Begin Data in this exercise
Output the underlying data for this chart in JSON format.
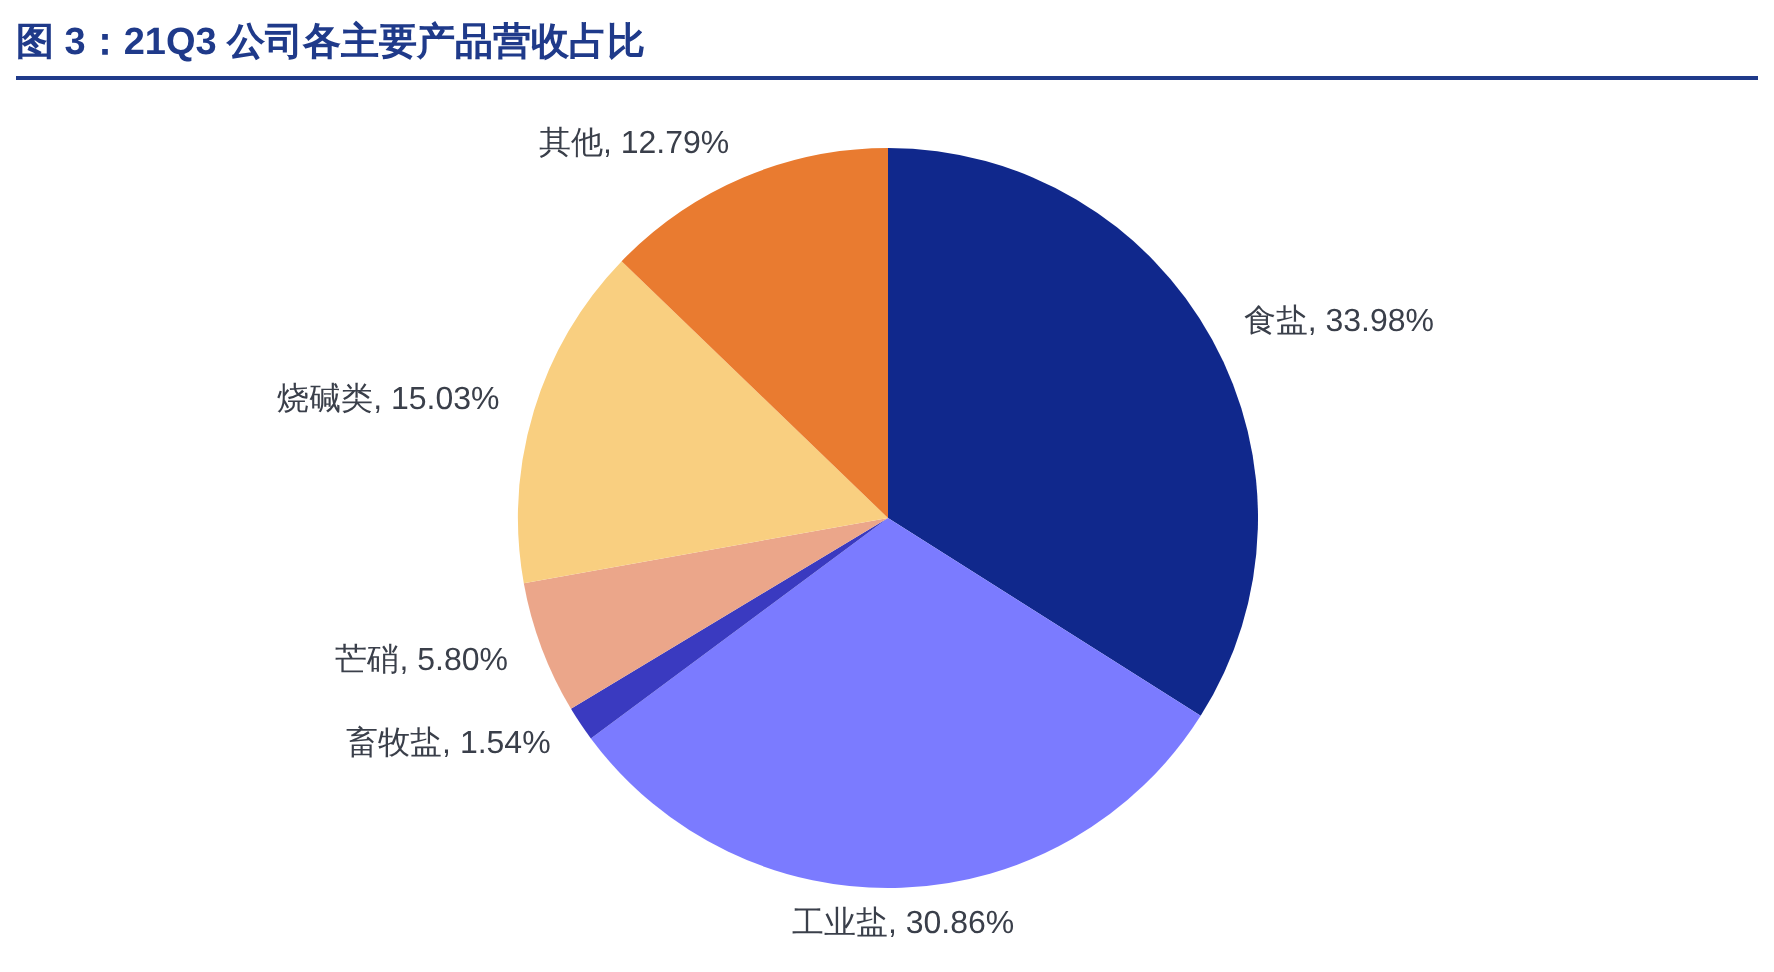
{
  "chart_data": {
    "type": "pie",
    "title": "图 3：21Q3 公司各主要产品营收占比",
    "categories": [
      "食盐",
      "工业盐",
      "畜牧盐",
      "芒硝",
      "烧碱类",
      "其他"
    ],
    "values": [
      33.98,
      30.86,
      1.54,
      5.8,
      15.03,
      12.79
    ],
    "value_labels": [
      "33.98%",
      "30.86%",
      "1.54%",
      "5.80%",
      "15.03%",
      "12.79%"
    ],
    "colors": [
      "#10288c",
      "#7b7bff",
      "#3a3ac0",
      "#eba68a",
      "#f9cf80",
      "#e97b30"
    ],
    "legend": false
  }
}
End Data in this exercise
* [What the exercise asks]: Make an exact copy of the data, leaving its pictures out.

* [Correct response]:
Output the underlying data for this chart in JSON format.
{
  "chart_data": {
    "type": "pie",
    "title": "图 3：21Q3 公司各主要产品营收占比",
    "categories": [
      "食盐",
      "工业盐",
      "畜牧盐",
      "芒硝",
      "烧碱类",
      "其他"
    ],
    "values": [
      33.98,
      30.86,
      1.54,
      5.8,
      15.03,
      12.79
    ],
    "value_labels": [
      "33.98%",
      "30.86%",
      "1.54%",
      "5.80%",
      "15.03%",
      "12.79%"
    ],
    "colors": [
      "#10288c",
      "#7b7bff",
      "#3a3ac0",
      "#eba68a",
      "#f9cf80",
      "#e97b30"
    ],
    "legend": false
  }
}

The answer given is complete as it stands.